What is needed - Write out the entries below once more, exactly, with the pictures left out.

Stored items

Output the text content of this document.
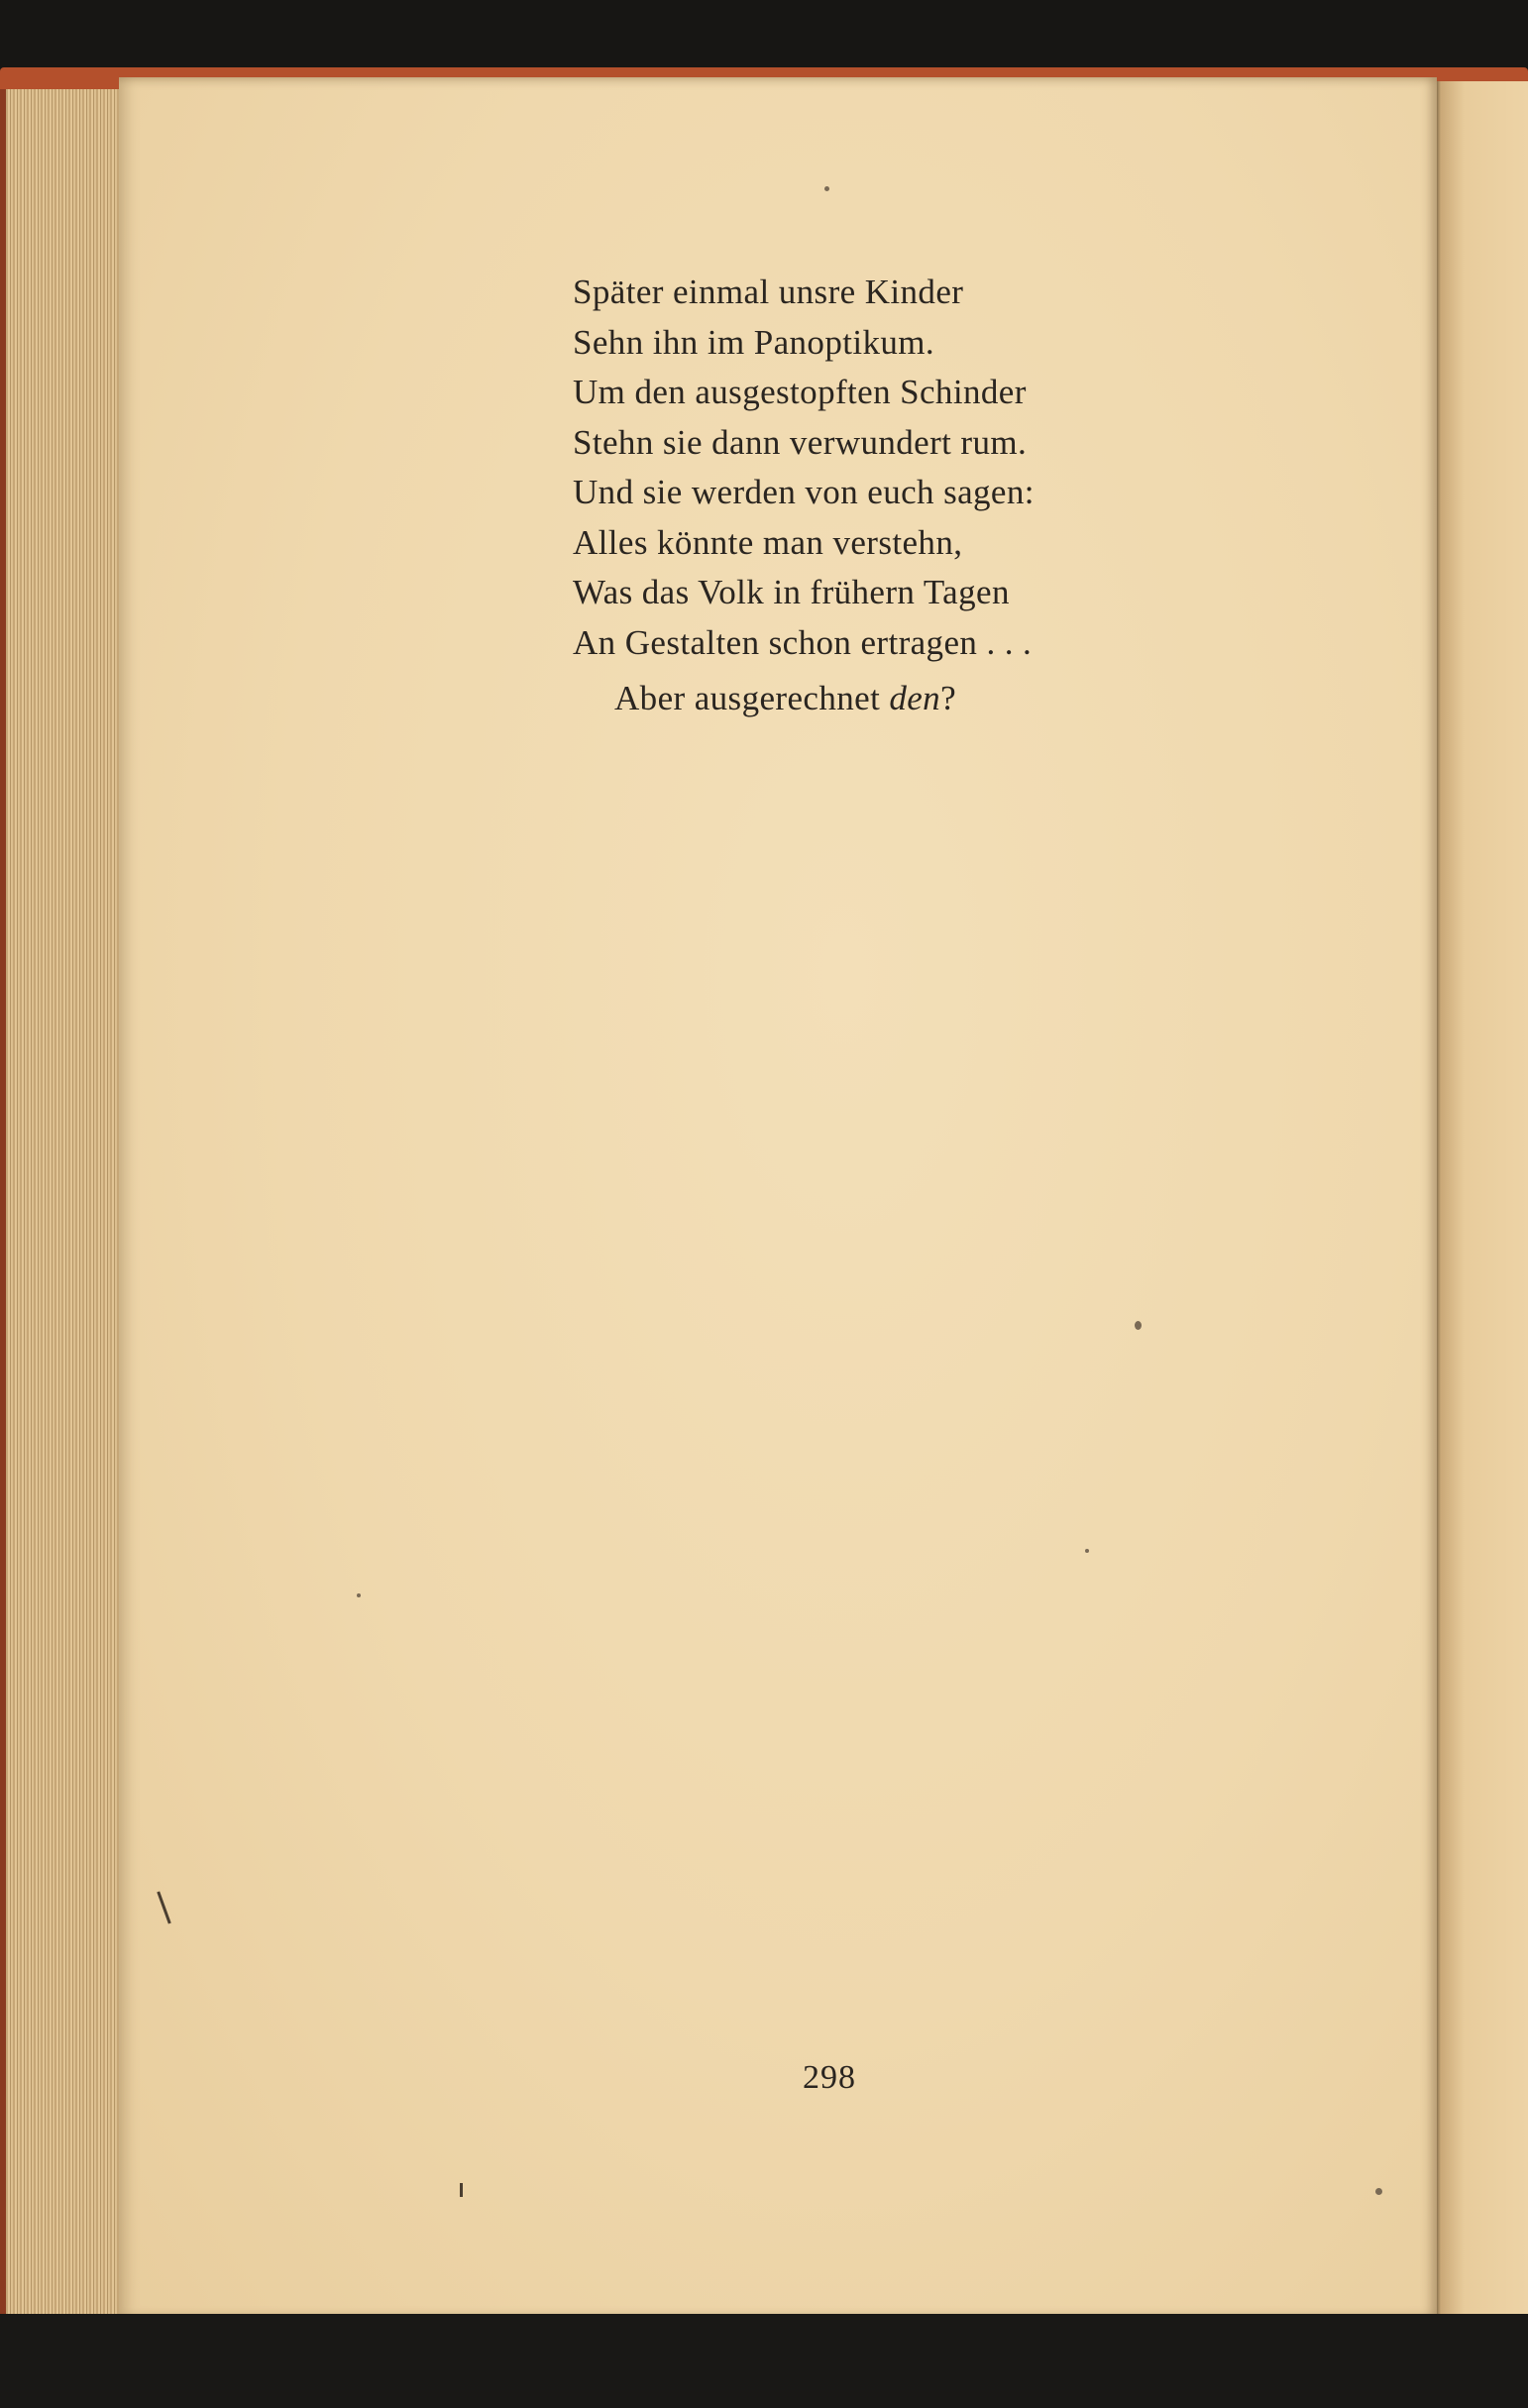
Später einmal unsre Kinder
Sehn ihn im Panoptikum.
Um den ausgestopften Schinder
Stehn sie dann verwundert rum.
Und sie werden von euch sagen:
Alles könnte man verstehn,
Was das Volk in frühern Tagen
An Gestalten schon ertragen . . .
Aber ausgerechnet den?
298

Solution to this exercise -
Output the text content of this document.
Später einmal unsre Kinder
Sehn ihn im Panoptikum.
Um den ausgestopften Schinder
Stehn sie dann verwundert rum.
Und sie werden von euch sagen:
Alles könnte man verstehn,
Was das Volk in frühern Tagen
An Gestalten schon ertragen . . .
Aber ausgerechnet den?
298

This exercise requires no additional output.